● Task objective: The data below should be printed in full, exactly, and without any of its images.

● Input records:
** START **

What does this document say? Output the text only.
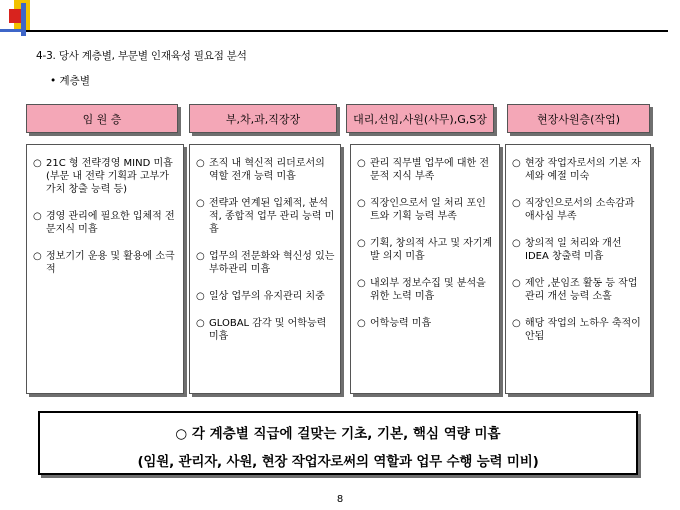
4-3. 당사 계층별, 부문별 인재육성 필요점 분석
• 계층별
임 원 층	부,차,과,직장장	대리,선임,사원(사무),G,S장	현장사원층(작업)
○ 21C 형 전략경영 MIND 미흡(부문 내 전략 기획과 고부가가치 창출 능력 등)
○ 경영 관리에 필요한 입체적 전문지식 미흡
○ 정보기기 운용 및 활용에 소극적
○ 조직 내 혁신적 리더로서의 역할 전개 능력 미흡
○ 전략과 연계된 입체적, 분석적, 종합적 업무 관리 능력 미흡
○ 업무의 전문화와 혁신성 있는 부하관리 미흡
○ 일상 업무의 유지관리 치중
○ GLOBAL 감각 및 어학능력 미흡
○ 관리 직무별 업무에 대한 전문적 지식 부족
○ 직장인으로서 일 처리 포인트와 기획 능력 부족
○ 기획, 창의적 사고 및 자기계발 의지 미흡
○ 내외부 정보수집 및 분석을 위한 노력 미흡
○ 어학능력 미흡
○ 현장 작업자로서의 기본 자세와 예절 미숙
○ 직장인으로서의 소속감과 애사심 부족
○ 창의적 일 처리와 개선 IDEA 창출력 미흡
○ 제안 ,분임조 활동 등 작업관리 개선 능력 소홀
○ 해당 작업의 노하우 축적이 안됨
○ 각 계층별 직급에 걸맞는 기초, 기본, 핵심 역량 미흡
(임원, 관리자, 사원, 현장 작업자로써의 역할과 업무 수행 능력 미비)
8
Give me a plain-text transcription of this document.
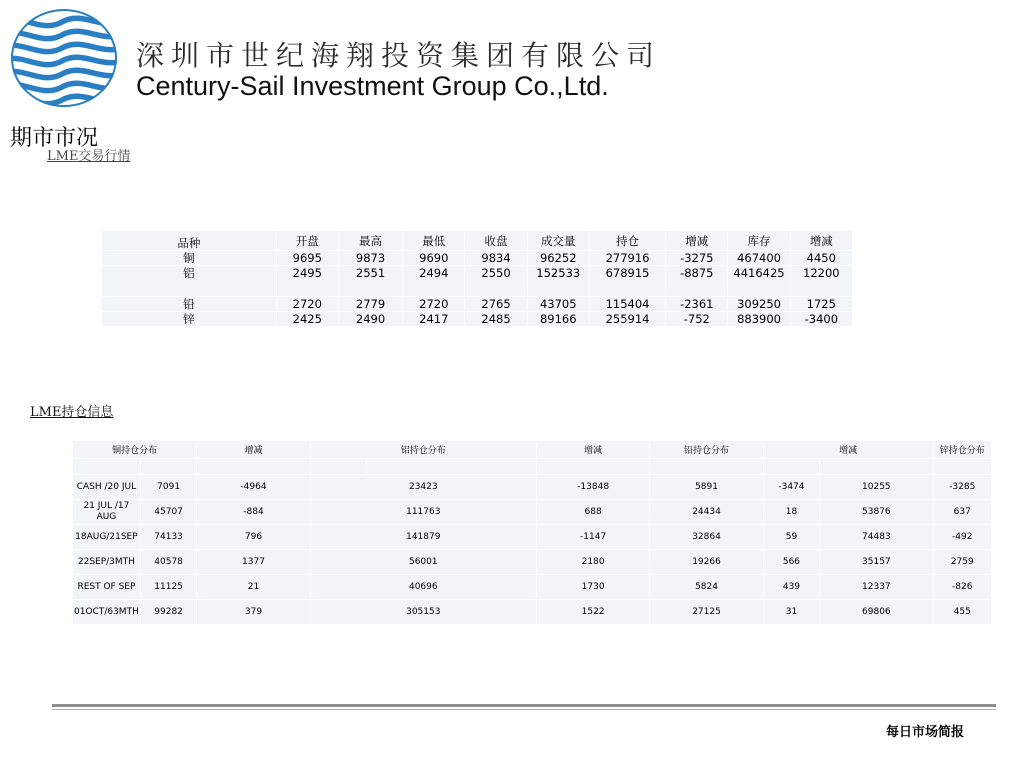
深圳市世纪海翔投资集团有限公司
Century-Sail Investment Group Co.,Ltd.
期市市况
LME交易行情
品种	开盘	最高	最低	收盘	成交量	持仓	增减	库存	增减
铜	9695	9873	9690	9834	96252	277916	-3275	467400	4450
铝	2495	2551	2494	2550	152533	678915	-8875	4416425	12200
铅	2720	2779	2720	2765	43705	115404	-2361	309250	1725
锌	2425	2490	2417	2485	89166	255914	-752	883900	-3400
LME持仓信息

铜持仓分布		增减	铝持仓分布		增减	铅持仓分布	增减		锌持仓分布
CASH /20 JUL	7091	-4964	23423		-13848	5891	-3474	10255	-3285
21 JUL /17 AUG	45707	-884	111763		688	24434	18	53876	637
18AUG/21SEP	74133	796	141879		-1147	32864	59	74483	-492
22SEP/3MTH	40578	1377	56001		2180	19266	566	35157	2759
REST OF SEP	11125	21	40696		1730	5824	439	12337	-826
01OCT/63MTH	99282	379	305153		1522	27125	31	69806	455
每日市场简报
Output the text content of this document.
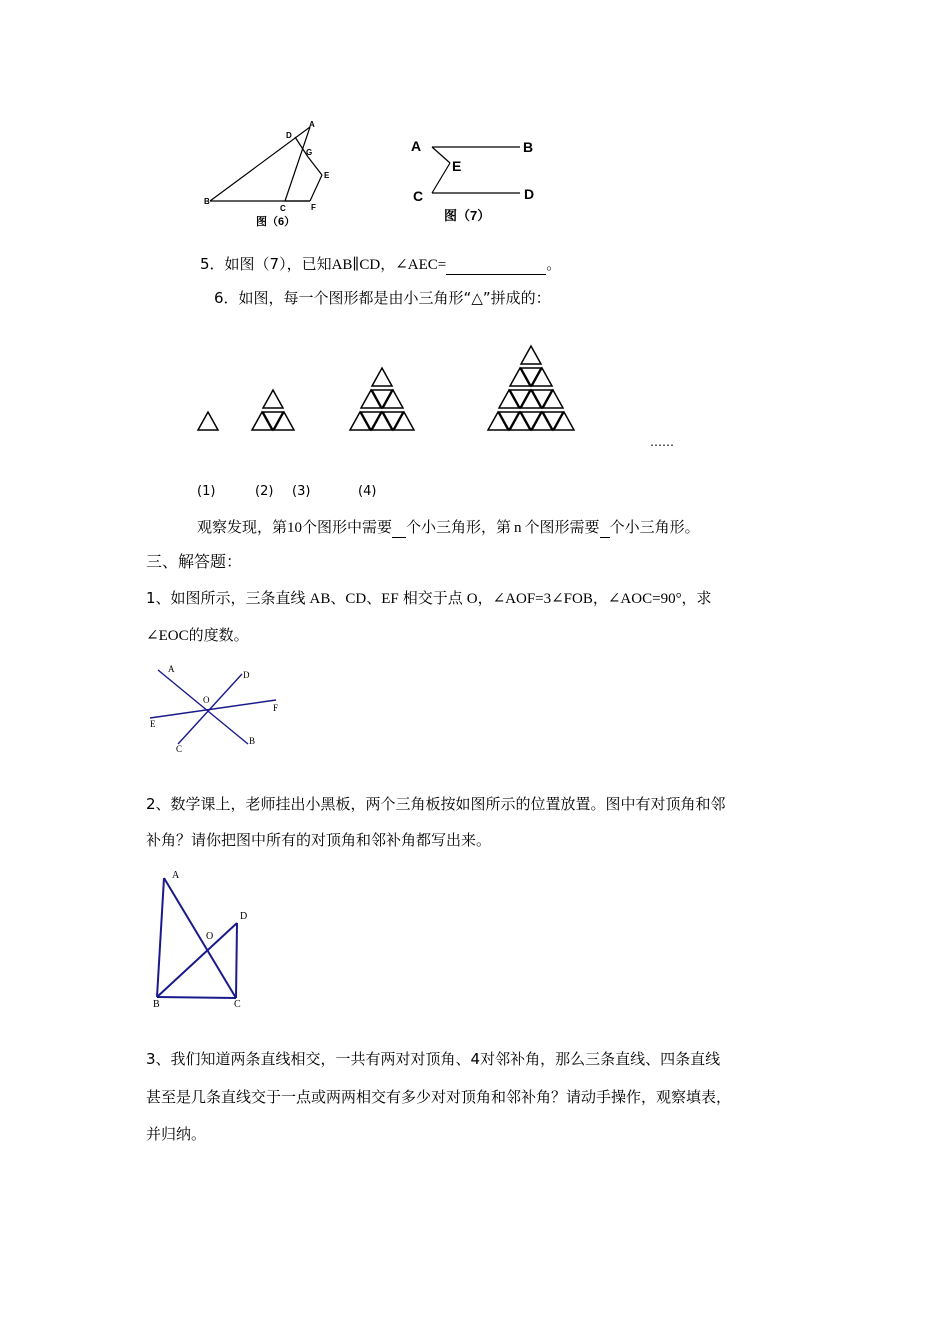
A
D
G
E
B
C	F
图（6）
A	B
E
C	D
图（7）
5．如图（7），已知AB∥CD，∠AEC=	。
6．如图，每一个图形都是由小三角形“△”拼成的：
……
(1)	(2) (3)	(4)
观察发现，第10个图形中需要 个小三角形，第 n 个图形需要 个小三角形。
三、解答题：
1、如图所示，三条直线 AB、CD、EF 相交于点 O，∠AOF=3∠FOB，∠AOC=90°，求
∠EOC的度数。
A
D
O
F
E
B
C
2、数学课上，老师挂出小黑板，两个三角板按如图所示的位置放置。图中有对顶角和邻
补角？请你把图中所有的对顶角和邻补角都写出来。
A
D
O
B	C
3、我们知道两条直线相交，一共有两对对顶角、4对邻补角，那么三条直线、四条直线
甚至是几条直线交于一点或两两相交有多少对对顶角和邻补角？请动手操作，观察填表，
并归纳。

** END **

● Exercise output:
What does this document say? Output the text only.
4-3. 당사 계층별, 부문별 인재육성 필요점 분석
• 계층별
임 원 층	부,차,과,직장장	대리,선임,사원(사무),G,S장	현장사원층(작업)
○ 21C 형 전략경영 MIND 미흡(부문 내 전략 기획과 고부가가치 창출 능력 등)
○ 경영 관리에 필요한 입체적 전문지식 미흡
○ 정보기기 운용 및 활용에 소극적
○ 조직 내 혁신적 리더로서의 역할 전개 능력 미흡
○ 전략과 연계된 입체적, 분석적, 종합적 업무 관리 능력 미흡
○ 업무의 전문화와 혁신성 있는 부하관리 미흡
○ 일상 업무의 유지관리 치중
○ GLOBAL 감각 및 어학능력 미흡
○ 관리 직무별 업무에 대한 전문적 지식 부족
○ 직장인으로서 일 처리 포인트와 기획 능력 부족
○ 기획, 창의적 사고 및 자기계발 의지 미흡
○ 내외부 정보수집 및 분석을 위한 노력 미흡
○ 어학능력 미흡
○ 현장 작업자로서의 기본 자세와 예절 미숙
○ 직장인으로서의 소속감과 애사심 부족
○ 창의적 일 처리와 개선 IDEA 창출력 미흡
○ 제안 ,분임조 활동 등 작업관리 개선 능력 소홀
○ 해당 작업의 노하우 축적이 안됨
○ 각 계층별 직급에 걸맞는 기초, 기본, 핵심 역량 미흡
(임원, 관리자, 사원, 현장 작업자로써의 역할과 업무 수행 능력 미비)
8
Give me a plain-text transcription of this document.
深圳市世纪海翔投资集团有限公司
Century-Sail Investment Group Co.,Ltd.
期市市况
LME交易行情
品种	开盘	最高	最低	收盘	成交量	持仓	增减	库存	增减
铜	9695	9873	9690	9834	96252	277916	-3275	467400	4450
铝	2495	2551	2494	2550	152533	678915	-8875	4416425	12200
铅	2720	2779	2720	2765	43705	115404	-2361	309250	1725
锌	2425	2490	2417	2485	89166	255914	-752	883900	-3400
LME持仓信息

铜持仓分布		增减	铝持仓分布		增减	铅持仓分布	增减		锌持仓分布
CASH /20 JUL	7091	-4964	23423		-13848	5891	-3474	10255	-3285
21 JUL /17 AUG	45707	-884	111763		688	24434	18	53876	637
18AUG/21SEP	74133	796	141879		-1147	32864	59	74483	-492
22SEP/3MTH	40578	1377	56001		2180	19266	566	35157	2759
REST OF SEP	11125	21	40696		1730	5824	439	12337	-826
01OCT/63MTH	99282	379	305153		1522	27125	31	69806	455
每日市场简报
Output the text content of this document.
A
D
G
E
B
C	F
图（6）
A	B
E
C	D
图（7）
5．如图（7），已知AB∥CD，∠AEC=	。
6．如图，每一个图形都是由小三角形“△”拼成的：
……
(1)	(2) (3)	(4)
观察发现，第10个图形中需要 个小三角形，第 n 个图形需要 个小三角形。
三、解答题：
1、如图所示，三条直线 AB、CD、EF 相交于点 O，∠AOF=3∠FOB，∠AOC=90°，求
∠EOC的度数。
A
D
O
F
E
B
C
2、数学课上，老师挂出小黑板，两个三角板按如图所示的位置放置。图中有对顶角和邻
补角？请你把图中所有的对顶角和邻补角都写出来。
A
D
O
B	C
3、我们知道两条直线相交，一共有两对对顶角、4对邻补角，那么三条直线、四条直线
甚至是几条直线交于一点或两两相交有多少对对顶角和邻补角？请动手操作，观察填表，
并归纳。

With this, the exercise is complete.